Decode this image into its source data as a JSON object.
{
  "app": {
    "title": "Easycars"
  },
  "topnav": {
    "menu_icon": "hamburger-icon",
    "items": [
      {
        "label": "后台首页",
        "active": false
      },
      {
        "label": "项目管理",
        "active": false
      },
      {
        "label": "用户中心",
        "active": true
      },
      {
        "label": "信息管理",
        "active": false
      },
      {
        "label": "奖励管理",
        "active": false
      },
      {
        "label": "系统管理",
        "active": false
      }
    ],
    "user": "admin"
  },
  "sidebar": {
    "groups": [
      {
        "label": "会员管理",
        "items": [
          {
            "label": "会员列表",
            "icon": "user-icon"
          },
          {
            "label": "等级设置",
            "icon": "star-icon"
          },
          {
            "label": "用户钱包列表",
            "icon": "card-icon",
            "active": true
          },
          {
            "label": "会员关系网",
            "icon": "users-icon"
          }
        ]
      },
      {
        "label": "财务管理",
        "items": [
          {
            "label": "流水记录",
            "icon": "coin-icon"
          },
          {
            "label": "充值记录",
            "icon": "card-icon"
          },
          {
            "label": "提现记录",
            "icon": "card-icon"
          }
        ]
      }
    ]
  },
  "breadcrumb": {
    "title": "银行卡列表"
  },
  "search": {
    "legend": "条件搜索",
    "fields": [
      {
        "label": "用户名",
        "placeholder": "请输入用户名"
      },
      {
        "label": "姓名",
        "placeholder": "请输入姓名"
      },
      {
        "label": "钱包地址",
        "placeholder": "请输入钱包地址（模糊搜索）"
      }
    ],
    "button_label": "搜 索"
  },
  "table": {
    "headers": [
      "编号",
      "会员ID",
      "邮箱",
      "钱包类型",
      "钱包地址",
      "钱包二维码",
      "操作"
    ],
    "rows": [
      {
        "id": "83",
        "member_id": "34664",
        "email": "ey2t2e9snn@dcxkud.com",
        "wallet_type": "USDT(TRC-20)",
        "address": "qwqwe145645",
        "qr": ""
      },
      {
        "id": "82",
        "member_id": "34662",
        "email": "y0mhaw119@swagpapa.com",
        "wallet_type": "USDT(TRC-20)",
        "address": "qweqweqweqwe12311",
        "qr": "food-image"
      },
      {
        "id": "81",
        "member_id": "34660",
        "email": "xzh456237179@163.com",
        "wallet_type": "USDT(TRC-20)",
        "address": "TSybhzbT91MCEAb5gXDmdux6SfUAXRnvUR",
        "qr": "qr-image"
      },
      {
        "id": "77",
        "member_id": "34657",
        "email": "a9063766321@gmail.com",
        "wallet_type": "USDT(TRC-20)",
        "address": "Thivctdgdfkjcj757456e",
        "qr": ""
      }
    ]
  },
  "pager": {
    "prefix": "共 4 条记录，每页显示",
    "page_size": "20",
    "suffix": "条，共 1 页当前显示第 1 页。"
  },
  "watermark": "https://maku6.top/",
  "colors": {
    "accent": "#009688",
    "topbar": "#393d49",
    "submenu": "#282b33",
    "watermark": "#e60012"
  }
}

--------

Exercise: Repeat the whole listing exactly, keeping every line intact.

Complete response:
Decode this image into its source data as a JSON object.
{
  "app": {
    "title": "Easycars"
  },
  "topnav": {
    "menu_icon": "hamburger-icon",
    "items": [
      {
        "label": "后台首页",
        "active": false
      },
      {
        "label": "项目管理",
        "active": false
      },
      {
        "label": "用户中心",
        "active": true
      },
      {
        "label": "信息管理",
        "active": false
      },
      {
        "label": "奖励管理",
        "active": false
      },
      {
        "label": "系统管理",
        "active": false
      }
    ],
    "user": "admin"
  },
  "sidebar": {
    "groups": [
      {
        "label": "会员管理",
        "items": [
          {
            "label": "会员列表",
            "icon": "user-icon"
          },
          {
            "label": "等级设置",
            "icon": "star-icon"
          },
          {
            "label": "用户钱包列表",
            "icon": "card-icon",
            "active": true
          },
          {
            "label": "会员关系网",
            "icon": "users-icon"
          }
        ]
      },
      {
        "label": "财务管理",
        "items": [
          {
            "label": "流水记录",
            "icon": "coin-icon"
          },
          {
            "label": "充值记录",
            "icon": "card-icon"
          },
          {
            "label": "提现记录",
            "icon": "card-icon"
          }
        ]
      }
    ]
  },
  "breadcrumb": {
    "title": "银行卡列表"
  },
  "search": {
    "legend": "条件搜索",
    "fields": [
      {
        "label": "用户名",
        "placeholder": "请输入用户名"
      },
      {
        "label": "姓名",
        "placeholder": "请输入姓名"
      },
      {
        "label": "钱包地址",
        "placeholder": "请输入钱包地址（模糊搜索）"
      }
    ],
    "button_label": "搜 索"
  },
  "table": {
    "headers": [
      "编号",
      "会员ID",
      "邮箱",
      "钱包类型",
      "钱包地址",
      "钱包二维码",
      "操作"
    ],
    "rows": [
      {
        "id": "83",
        "member_id": "34664",
        "email": "ey2t2e9snn@dcxkud.com",
        "wallet_type": "USDT(TRC-20)",
        "address": "qwqwe145645",
        "qr": ""
      },
      {
        "id": "82",
        "member_id": "34662",
        "email": "y0mhaw119@swagpapa.com",
        "wallet_type": "USDT(TRC-20)",
        "address": "qweqweqweqwe12311",
        "qr": "food-image"
      },
      {
        "id": "81",
        "member_id": "34660",
        "email": "xzh456237179@163.com",
        "wallet_type": "USDT(TRC-20)",
        "address": "TSybhzbT91MCEAb5gXDmdux6SfUAXRnvUR",
        "qr": "qr-image"
      },
      {
        "id": "77",
        "member_id": "34657",
        "email": "a9063766321@gmail.com",
        "wallet_type": "USDT(TRC-20)",
        "address": "Thivctdgdfkjcj757456e",
        "qr": ""
      }
    ]
  },
  "pager": {
    "prefix": "共 4 条记录，每页显示",
    "page_size": "20",
    "suffix": "条，共 1 页当前显示第 1 页。"
  },
  "watermark": "https://maku6.top/",
  "colors": {
    "accent": "#009688",
    "topbar": "#393d49",
    "submenu": "#282b33",
    "watermark": "#e60012"
  }
}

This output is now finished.